[Some records]
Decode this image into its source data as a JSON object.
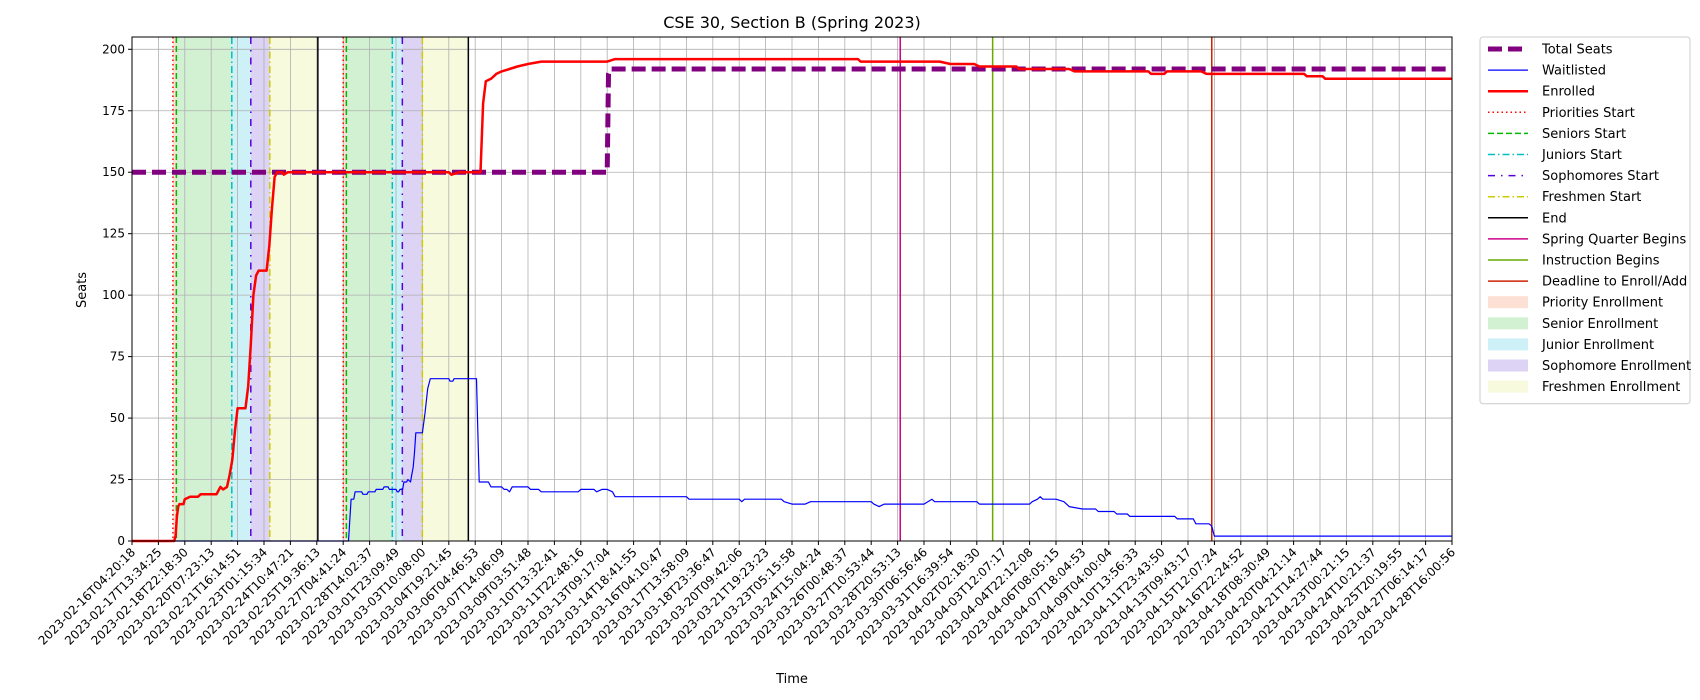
{
  "chart_data": {
    "type": "line",
    "title": "CSE 30, Section B (Spring 2023)",
    "xlabel": "Time",
    "ylabel": "Seats",
    "ylim": [
      0,
      205
    ],
    "yticks": [
      0,
      25,
      50,
      75,
      100,
      125,
      150,
      175,
      200
    ],
    "grid": true,
    "legend_position": "outside-right",
    "xticks": [
      "2023-02-16T04:20:18",
      "2023-02-17T13:34:25",
      "2023-02-18T22:18:30",
      "2023-02-20T07:23:13",
      "2023-02-21T16:14:51",
      "2023-02-23T01:15:34",
      "2023-02-24T10:47:21",
      "2023-02-25T19:36:13",
      "2023-02-27T04:41:24",
      "2023-02-28T14:02:37",
      "2023-03-01T23:09:49",
      "2023-03-03T10:08:00",
      "2023-03-04T19:21:45",
      "2023-03-06T04:46:53",
      "2023-03-07T14:06:09",
      "2023-03-09T03:51:48",
      "2023-03-10T13:32:41",
      "2023-03-11T22:48:16",
      "2023-03-13T09:17:04",
      "2023-03-14T18:41:55",
      "2023-03-16T04:10:47",
      "2023-03-17T13:58:09",
      "2023-03-18T23:36:47",
      "2023-03-20T09:42:06",
      "2023-03-21T19:23:23",
      "2023-03-23T05:15:58",
      "2023-03-24T15:04:24",
      "2023-03-26T00:48:37",
      "2023-03-27T10:53:44",
      "2023-03-28T20:53:13",
      "2023-03-30T06:56:46",
      "2023-03-31T16:39:54",
      "2023-04-02T02:18:30",
      "2023-04-03T12:07:17",
      "2023-04-04T22:12:08",
      "2023-04-06T08:05:15",
      "2023-04-07T18:04:53",
      "2023-04-09T04:00:04",
      "2023-04-10T13:56:33",
      "2023-04-11T23:43:50",
      "2023-04-13T09:43:17",
      "2023-04-15T12:07:24",
      "2023-04-16T22:24:52",
      "2023-04-18T08:30:49",
      "2023-04-20T04:21:14",
      "2023-04-21T14:27:44",
      "2023-04-23T00:21:15",
      "2023-04-24T10:21:37",
      "2023-04-25T20:19:55",
      "2023-04-27T06:14:17",
      "2023-04-28T16:00:56"
    ],
    "x_index_range": [
      0,
      50.0
    ],
    "series": [
      {
        "name": "Total Seats",
        "color": "#800080",
        "style": "dashed-thick",
        "points": [
          [
            0,
            150
          ],
          [
            18.0,
            150
          ],
          [
            18.05,
            190
          ],
          [
            18.12,
            192
          ],
          [
            50,
            192
          ]
        ]
      },
      {
        "name": "Waitlisted",
        "color": "#0000ff",
        "style": "solid-thin",
        "points": [
          [
            0,
            0
          ],
          [
            8.2,
            0
          ],
          [
            8.3,
            17
          ],
          [
            8.4,
            17
          ],
          [
            8.45,
            20
          ],
          [
            8.7,
            20
          ],
          [
            8.75,
            19
          ],
          [
            8.9,
            19
          ],
          [
            8.95,
            20
          ],
          [
            9.2,
            20
          ],
          [
            9.25,
            21
          ],
          [
            9.5,
            21
          ],
          [
            9.55,
            22
          ],
          [
            9.7,
            22
          ],
          [
            9.75,
            21
          ],
          [
            10.0,
            21
          ],
          [
            10.05,
            20
          ],
          [
            10.1,
            20
          ],
          [
            10.15,
            21
          ],
          [
            10.25,
            21
          ],
          [
            10.3,
            24
          ],
          [
            10.4,
            24
          ],
          [
            10.45,
            25
          ],
          [
            10.55,
            24
          ],
          [
            10.6,
            27
          ],
          [
            10.65,
            30
          ],
          [
            10.7,
            36
          ],
          [
            10.75,
            44
          ],
          [
            11.0,
            44
          ],
          [
            11.1,
            52
          ],
          [
            11.2,
            62
          ],
          [
            11.3,
            66
          ],
          [
            12.0,
            66
          ],
          [
            12.05,
            65
          ],
          [
            12.15,
            65
          ],
          [
            12.2,
            66
          ],
          [
            13.05,
            66
          ],
          [
            13.1,
            45
          ],
          [
            13.15,
            24
          ],
          [
            13.5,
            24
          ],
          [
            13.6,
            22
          ],
          [
            14.0,
            22
          ],
          [
            14.1,
            21
          ],
          [
            14.2,
            21
          ],
          [
            14.3,
            20
          ],
          [
            14.4,
            22
          ],
          [
            15.0,
            22
          ],
          [
            15.1,
            21
          ],
          [
            15.4,
            21
          ],
          [
            15.5,
            20
          ],
          [
            16.9,
            20
          ],
          [
            17.0,
            21
          ],
          [
            17.5,
            21
          ],
          [
            17.6,
            20
          ],
          [
            17.8,
            21
          ],
          [
            18.0,
            21
          ],
          [
            18.2,
            20
          ],
          [
            18.3,
            18
          ],
          [
            21.0,
            18
          ],
          [
            21.1,
            17
          ],
          [
            23.0,
            17
          ],
          [
            23.1,
            16
          ],
          [
            23.2,
            17
          ],
          [
            24.6,
            17
          ],
          [
            24.7,
            16
          ],
          [
            25.0,
            15
          ],
          [
            25.5,
            15
          ],
          [
            25.7,
            16
          ],
          [
            28.0,
            16
          ],
          [
            28.1,
            15
          ],
          [
            28.3,
            14
          ],
          [
            28.5,
            15
          ],
          [
            30.0,
            15
          ],
          [
            30.3,
            17
          ],
          [
            30.4,
            16
          ],
          [
            32.0,
            16
          ],
          [
            32.1,
            15
          ],
          [
            34.0,
            15
          ],
          [
            34.1,
            16
          ],
          [
            34.3,
            17
          ],
          [
            34.4,
            18
          ],
          [
            34.5,
            17
          ],
          [
            35.0,
            17
          ],
          [
            35.3,
            16
          ],
          [
            35.5,
            14
          ],
          [
            36.0,
            13
          ],
          [
            36.5,
            13
          ],
          [
            36.6,
            12
          ],
          [
            37.2,
            12
          ],
          [
            37.3,
            11
          ],
          [
            37.7,
            11
          ],
          [
            37.8,
            10
          ],
          [
            39.5,
            10
          ],
          [
            39.6,
            9
          ],
          [
            40.2,
            9
          ],
          [
            40.3,
            7
          ],
          [
            40.8,
            7
          ],
          [
            40.9,
            6
          ],
          [
            41.0,
            2
          ],
          [
            50,
            2
          ]
        ]
      },
      {
        "name": "Enrolled",
        "color": "#ff0000",
        "style": "solid-thick",
        "points": [
          [
            0,
            0
          ],
          [
            1.6,
            0
          ],
          [
            1.65,
            2
          ],
          [
            1.7,
            10
          ],
          [
            1.75,
            14
          ],
          [
            1.8,
            15
          ],
          [
            1.95,
            15
          ],
          [
            2.0,
            17
          ],
          [
            2.2,
            18
          ],
          [
            2.5,
            18
          ],
          [
            2.6,
            19
          ],
          [
            3.2,
            19
          ],
          [
            3.35,
            22
          ],
          [
            3.45,
            21
          ],
          [
            3.6,
            22
          ],
          [
            3.7,
            27
          ],
          [
            3.8,
            33
          ],
          [
            3.9,
            45
          ],
          [
            4.0,
            54
          ],
          [
            4.3,
            54
          ],
          [
            4.4,
            63
          ],
          [
            4.5,
            80
          ],
          [
            4.6,
            100
          ],
          [
            4.7,
            108
          ],
          [
            4.8,
            110
          ],
          [
            5.1,
            110
          ],
          [
            5.2,
            120
          ],
          [
            5.3,
            135
          ],
          [
            5.4,
            148
          ],
          [
            5.5,
            150
          ],
          [
            5.7,
            150
          ],
          [
            5.75,
            149
          ],
          [
            5.9,
            150
          ],
          [
            12.0,
            150
          ],
          [
            12.1,
            149
          ],
          [
            12.4,
            150
          ],
          [
            13.2,
            150
          ],
          [
            13.3,
            178
          ],
          [
            13.4,
            187
          ],
          [
            13.6,
            188
          ],
          [
            13.8,
            190
          ],
          [
            14.0,
            191
          ],
          [
            14.3,
            192
          ],
          [
            14.6,
            193
          ],
          [
            15.0,
            194
          ],
          [
            15.5,
            195
          ],
          [
            18.0,
            195
          ],
          [
            18.3,
            196
          ],
          [
            27.5,
            196
          ],
          [
            27.6,
            195
          ],
          [
            30.6,
            195
          ],
          [
            31.0,
            194
          ],
          [
            31.9,
            194
          ],
          [
            32.1,
            193
          ],
          [
            33.5,
            193
          ],
          [
            33.6,
            192
          ],
          [
            35.5,
            192
          ],
          [
            35.7,
            191
          ],
          [
            37.5,
            191
          ],
          [
            38.5,
            191
          ],
          [
            38.6,
            190
          ],
          [
            39.1,
            190
          ],
          [
            39.2,
            191
          ],
          [
            40.5,
            191
          ],
          [
            40.7,
            190
          ],
          [
            44.4,
            190
          ],
          [
            44.5,
            189
          ],
          [
            45.1,
            189
          ],
          [
            45.2,
            188
          ],
          [
            50,
            188
          ]
        ]
      }
    ],
    "phase_bands": [
      {
        "name": "Priority Enrollment",
        "color": "#f4a582",
        "ranges": [
          [
            1.55,
            1.68
          ],
          [
            8.0,
            8.12
          ]
        ]
      },
      {
        "name": "Senior Enrollment",
        "color": "#7fd47f",
        "ranges": [
          [
            1.68,
            3.78
          ],
          [
            8.12,
            9.86
          ]
        ]
      },
      {
        "name": "Junior Enrollment",
        "color": "#6fd8e8",
        "ranges": [
          [
            3.78,
            4.5
          ],
          [
            9.86,
            10.24
          ]
        ]
      },
      {
        "name": "Sophomore Enrollment",
        "color": "#9e80e0",
        "ranges": [
          [
            4.5,
            5.22
          ],
          [
            10.24,
            11.0
          ]
        ]
      },
      {
        "name": "Freshmen Enrollment",
        "color": "#ecf0a0",
        "ranges": [
          [
            5.22,
            7.04
          ],
          [
            11.0,
            12.74
          ]
        ]
      }
    ],
    "vertical_lines": [
      {
        "name": "Priorities Start",
        "color": "#ff0000",
        "style": "dotted",
        "x": [
          1.55,
          8.0
        ]
      },
      {
        "name": "Seniors Start",
        "color": "#00bb00",
        "style": "dashed",
        "x": [
          1.68,
          8.12
        ]
      },
      {
        "name": "Juniors Start",
        "color": "#00bfbf",
        "style": "dashdot",
        "x": [
          3.78,
          9.86
        ]
      },
      {
        "name": "Sophomores Start",
        "color": "#5500dd",
        "style": "loosedot",
        "x": [
          4.5,
          10.24
        ]
      },
      {
        "name": "Freshmen Start",
        "color": "#cccc00",
        "style": "dashdot",
        "x": [
          5.22,
          11.0
        ]
      },
      {
        "name": "End",
        "color": "#000000",
        "style": "solid",
        "x": [
          7.04,
          12.74
        ]
      },
      {
        "name": "Spring Quarter Begins",
        "color": "#cc0088",
        "style": "solid",
        "x": [
          29.1
        ]
      },
      {
        "name": "Instruction Begins",
        "color": "#66aa00",
        "style": "solid",
        "x": [
          32.6
        ]
      },
      {
        "name": "Deadline to Enroll/Add",
        "color": "#cc2200",
        "style": "solid",
        "x": [
          40.9
        ]
      }
    ],
    "legend": [
      {
        "label": "Total Seats",
        "kind": "line",
        "color": "#800080",
        "style": "dashed-thick"
      },
      {
        "label": "Waitlisted",
        "kind": "line",
        "color": "#0000ff",
        "style": "solid-thin"
      },
      {
        "label": "Enrolled",
        "kind": "line",
        "color": "#ff0000",
        "style": "solid-thick"
      },
      {
        "label": "Priorities Start",
        "kind": "line",
        "color": "#ff0000",
        "style": "dotted"
      },
      {
        "label": "Seniors Start",
        "kind": "line",
        "color": "#00bb00",
        "style": "dashed"
      },
      {
        "label": "Juniors Start",
        "kind": "line",
        "color": "#00bfbf",
        "style": "dashdot"
      },
      {
        "label": "Sophomores Start",
        "kind": "line",
        "color": "#5500dd",
        "style": "loosedot"
      },
      {
        "label": "Freshmen Start",
        "kind": "line",
        "color": "#cccc00",
        "style": "dashdot"
      },
      {
        "label": "End",
        "kind": "line",
        "color": "#000000",
        "style": "solid"
      },
      {
        "label": "Spring Quarter Begins",
        "kind": "line",
        "color": "#cc0088",
        "style": "solid"
      },
      {
        "label": "Instruction Begins",
        "kind": "line",
        "color": "#66aa00",
        "style": "solid"
      },
      {
        "label": "Deadline to Enroll/Add",
        "kind": "line",
        "color": "#cc2200",
        "style": "solid"
      },
      {
        "label": "Priority Enrollment",
        "kind": "patch",
        "color": "#f4a582"
      },
      {
        "label": "Senior Enrollment",
        "kind": "patch",
        "color": "#7fd47f"
      },
      {
        "label": "Junior Enrollment",
        "kind": "patch",
        "color": "#6fd8e8"
      },
      {
        "label": "Sophomore Enrollment",
        "kind": "patch",
        "color": "#9e80e0"
      },
      {
        "label": "Freshmen Enrollment",
        "kind": "patch",
        "color": "#ecf0a0"
      }
    ]
  }
}
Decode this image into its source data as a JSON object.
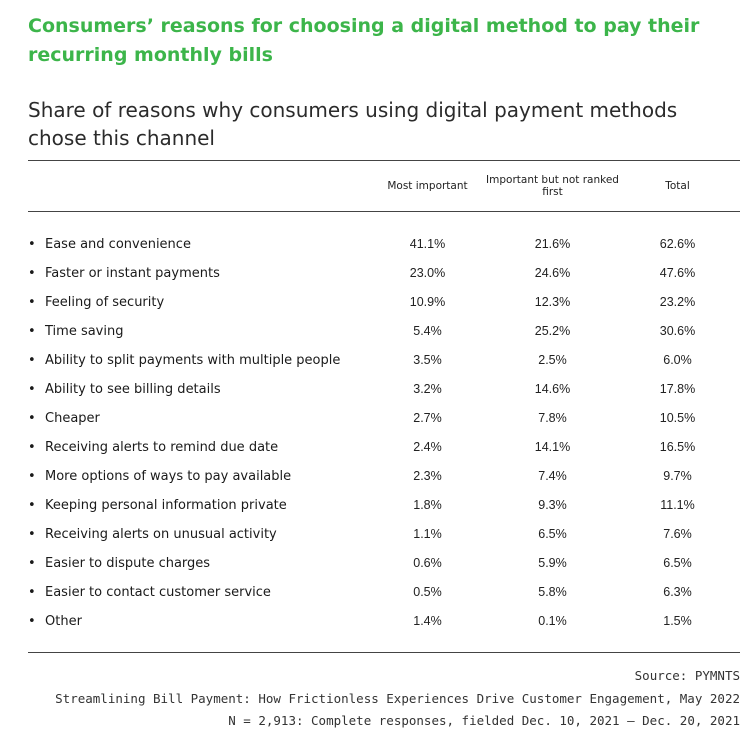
{
  "title": "Consumers’ reasons for choosing a digital method to pay their recurring monthly bills",
  "subtitle": "Share of reasons why consumers using digital payment methods chose this channel",
  "columns": {
    "most_important": "Most important",
    "important_not_first": "Important but not ranked first",
    "total": "Total"
  },
  "rows": [
    {
      "label": "Ease and convenience",
      "most": "41.1%",
      "important": "21.6%",
      "total": "62.6%"
    },
    {
      "label": "Faster or instant payments",
      "most": "23.0%",
      "important": "24.6%",
      "total": "47.6%"
    },
    {
      "label": "Feeling of security",
      "most": "10.9%",
      "important": "12.3%",
      "total": "23.2%"
    },
    {
      "label": "Time saving",
      "most": "5.4%",
      "important": "25.2%",
      "total": "30.6%"
    },
    {
      "label": "Ability to split payments with multiple people",
      "most": "3.5%",
      "important": "2.5%",
      "total": "6.0%"
    },
    {
      "label": "Ability to see billing details",
      "most": "3.2%",
      "important": "14.6%",
      "total": "17.8%"
    },
    {
      "label": "Cheaper",
      "most": "2.7%",
      "important": "7.8%",
      "total": "10.5%"
    },
    {
      "label": "Receiving alerts to remind due date",
      "most": "2.4%",
      "important": "14.1%",
      "total": "16.5%"
    },
    {
      "label": "More options of ways to pay available",
      "most": "2.3%",
      "important": "7.4%",
      "total": "9.7%"
    },
    {
      "label": "Keeping personal information private",
      "most": "1.8%",
      "important": "9.3%",
      "total": "11.1%"
    },
    {
      "label": "Receiving alerts on unusual activity",
      "most": "1.1%",
      "important": "6.5%",
      "total": "7.6%"
    },
    {
      "label": "Easier to dispute charges",
      "most": "0.6%",
      "important": "5.9%",
      "total": "6.5%"
    },
    {
      "label": "Easier to contact customer service",
      "most": "0.5%",
      "important": "5.8%",
      "total": "6.3%"
    },
    {
      "label": "Other",
      "most": "1.4%",
      "important": "0.1%",
      "total": "1.5%"
    }
  ],
  "footer": {
    "source": "Source: PYMNTS",
    "report": "Streamlining Bill Payment: How Frictionless Experiences Drive Customer Engagement, May 2022",
    "sample": "N = 2,913: Complete responses, fielded Dec. 10, 2021 – Dec. 20, 2021"
  },
  "colors": {
    "title": "#3cb54a",
    "text": "#1a1a1a",
    "rule": "#444444"
  }
}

▸ Task:
Only the number is wanted: how many lines in the preceding entries hold the string "payments"?

▸ Answer to the task:
2